*TASK INSTRUCTIONS*.
Pull out every line below that contains the word "цифрами".

### EXTRACTED ENTRIES

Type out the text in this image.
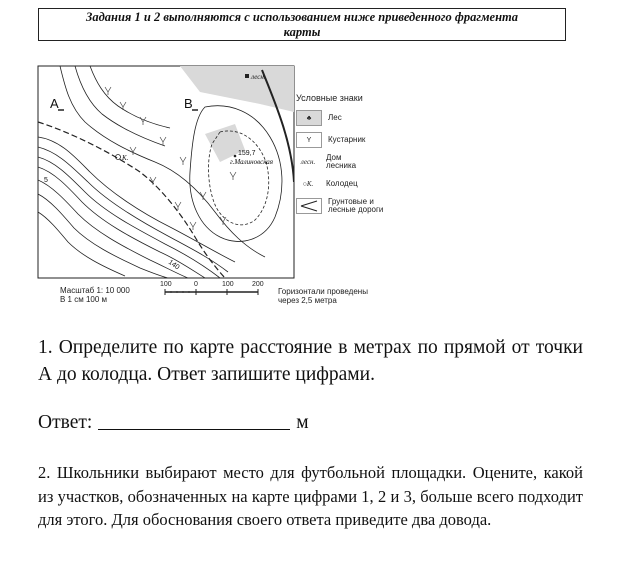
Задания 1 и 2 выполняются с использованием ниже приведенного фрагмента
карты
А	В
лесн.
К.
159,7
г.Малиновская
140
5
100	0	100	200
Условные знаки
♣	Лес
Υ	Кустарник
лесн. Дом
лесника
○ К. Колодец
Грунтовые и
лесные дороги
Масштаб 1: 10 000
В 1 см 100 м
Горизонтали проведены
через 2,5 метра
1. Определите по карте расстояние в метрах по прямой от точки А до колодца. Ответ запишите цифрами.
Ответ:	м
2. Школьники выбирают место для футбольной площадки. Оцените, какой из участков, обозначенных на карте цифрами 1, 2 и 3, больше всего подходит для этого. Для обоснования своего ответа приведите два довода.
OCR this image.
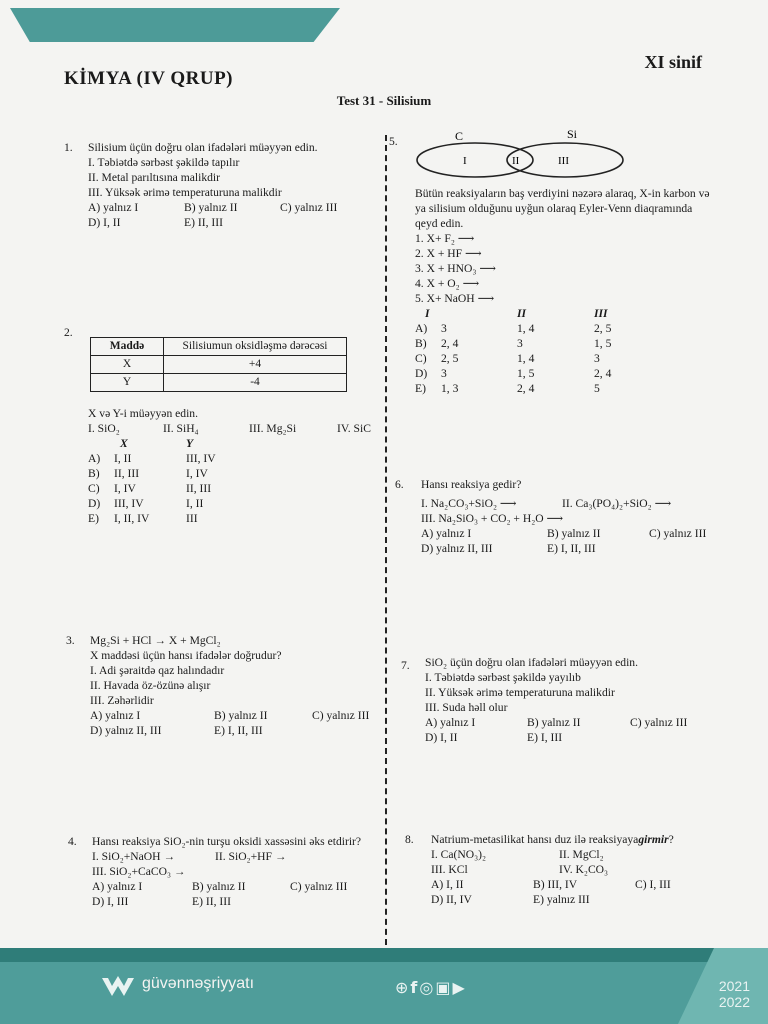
KİMYA (IV QRUP)
XI sinif
Test 31 - Silisium
1. Silisium üçün doğru olan ifadələri müəyyən edin.
I. Təbiətdə sərbəst şəkildə tapılır
II. Metal parıltısına malikdir
III. Yüksək ərimə temperaturuna malikdir
A) yalnız I	B) yalnız II	C) yalnız III
D) I, II	E) II, III
2.
Maddə	Silisiumun oksidləşmə dərəcəsi
X	+4
Y	-4
X və Y-i müəyyən edin.
I. SiO₂	II. SiH₄	III. Mg₂Si	IV. SiC
X	Y
A) I, II	III, IV
B) II, III	I, IV
C) I, IV	II, III
D) III, IV	I, II
E) I, II, IV	III
3. Mg₂Si + HCl → X + MgCl₂
X maddəsi üçün hansı ifadələr doğrudur?
I. Adi şəraitdə qaz halındadır
II. Havada öz-özünə alışır
III. Zəhərlidir
A) yalnız I	B) yalnız II	C) yalnız III
D) yalnız II, III	E) I, II, III
4. Hansı reaksiya SiO₂-nin turşu oksidi xassəsini əks etdirir?
I. SiO₂+NaOH →	II. SiO₂+HF →
III. SiO₂+CaCO₃ →
A) yalnız I	B) yalnız II	C) yalnız III
D) I, III	E) II, III
5.	C	Si
I	II	III
Bütün reaksiyaların baş verdiyini nəzərə alaraq, X-in karbon və ya silisium olduğunu uyğun olaraq Eyler-Venn diaqramında qeyd edin.
1. X+ F₂ ⟶
2. X + HF ⟶
3. X + HNO₃ ⟶
4. X + O₂ ⟶
5. X+ NaOH ⟶
I	II	III
A) 3	1, 4	2, 5
B) 2, 4	3	1, 5
C) 2, 5	1, 4	3
D) 3	1, 5	2, 4
E) 1, 3	2, 4	5
6. Hansı reaksiya gedir?
I. Na₂CO₃+SiO₂ ⟶	II. Ca₃(PO₄)₂+SiO₂ ⟶
III. Na₂SiO₃ + CO₂ + H₂O ⟶
A) yalnız I	B) yalnız II	C) yalnız III
D) yalnız II, III	E) I, II, III
7. SiO₂ üçün doğru olan ifadələri müəyyən edin.
I. Təbiətdə sərbəst şəkildə yayılıb
II. Yüksək ərimə temperaturuna malikdir
III. Suda həll olur
A) yalnız I	B) yalnız II	C) yalnız III
D) I, II	E) I, III
8. Natrium-metasilikat hansı duz ilə reaksiyayagirmir?
I. Ca(NO₃)₂	II. MgCl₂
III. KCl	IV. K₂CO₃
A) I, II	B) III, IV	C) I, III
D) II, IV	E) yalnız III
güvənnəşriyyatı	⊕f◎▣▶	2021
2022
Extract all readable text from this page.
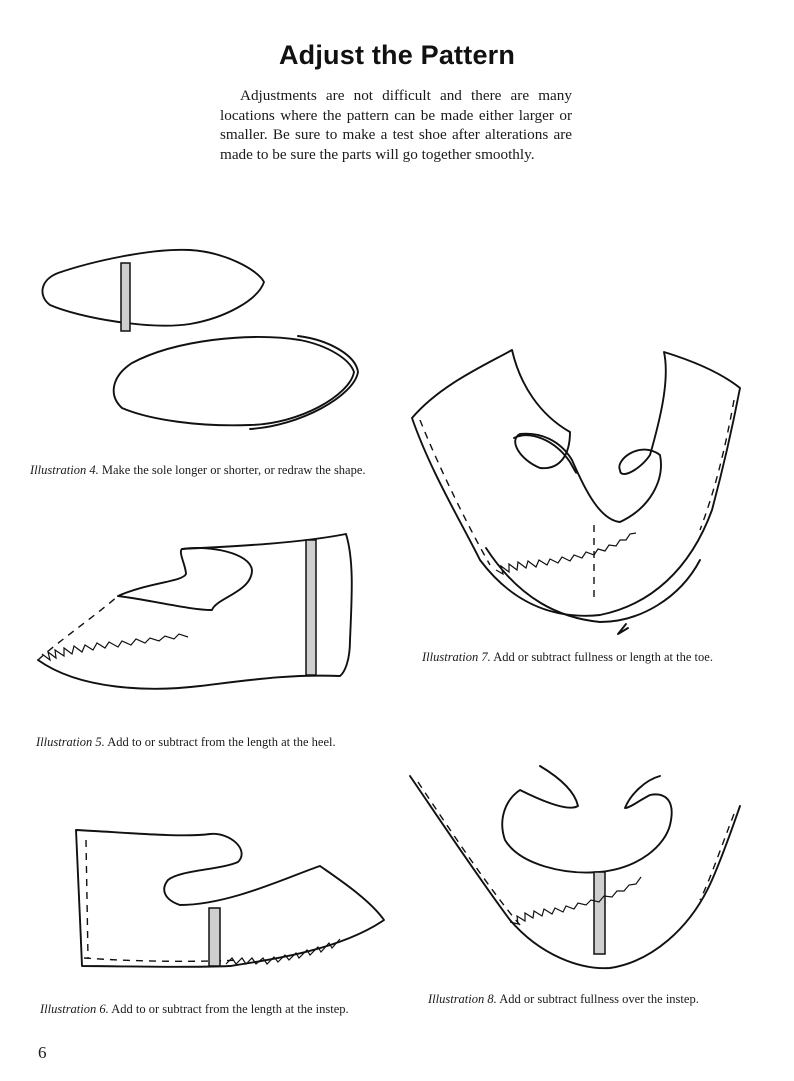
Adjust the Pattern
Adjustments are not difficult and there are many locations where the pattern can be made either larger or smaller. Be sure to make a test shoe after alterations are made to be sure the parts will go together smoothly.
Illustration 4. Make the sole longer or shorter, or redraw the shape.
Illustration 5. Add to or subtract from the length at the heel.
Illustration 6. Add to or subtract from the length at the instep.
Illustration 7. Add or subtract fullness or length at the toe.
Illustration 8. Add or subtract fullness over the instep.
6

######

*CORRECT RESULT*.
1. Определите по карте расстояние в метрах по прямой от точки А до колодца. Ответ запишите цифрами.
2. Школьники выбирают место для футбольной площадки. Оцените, какой из участков, обозначенных на карте цифрами 1, 2 и 3, больше всего подходит для этого. Для обоснования своего ответа приведите два довода.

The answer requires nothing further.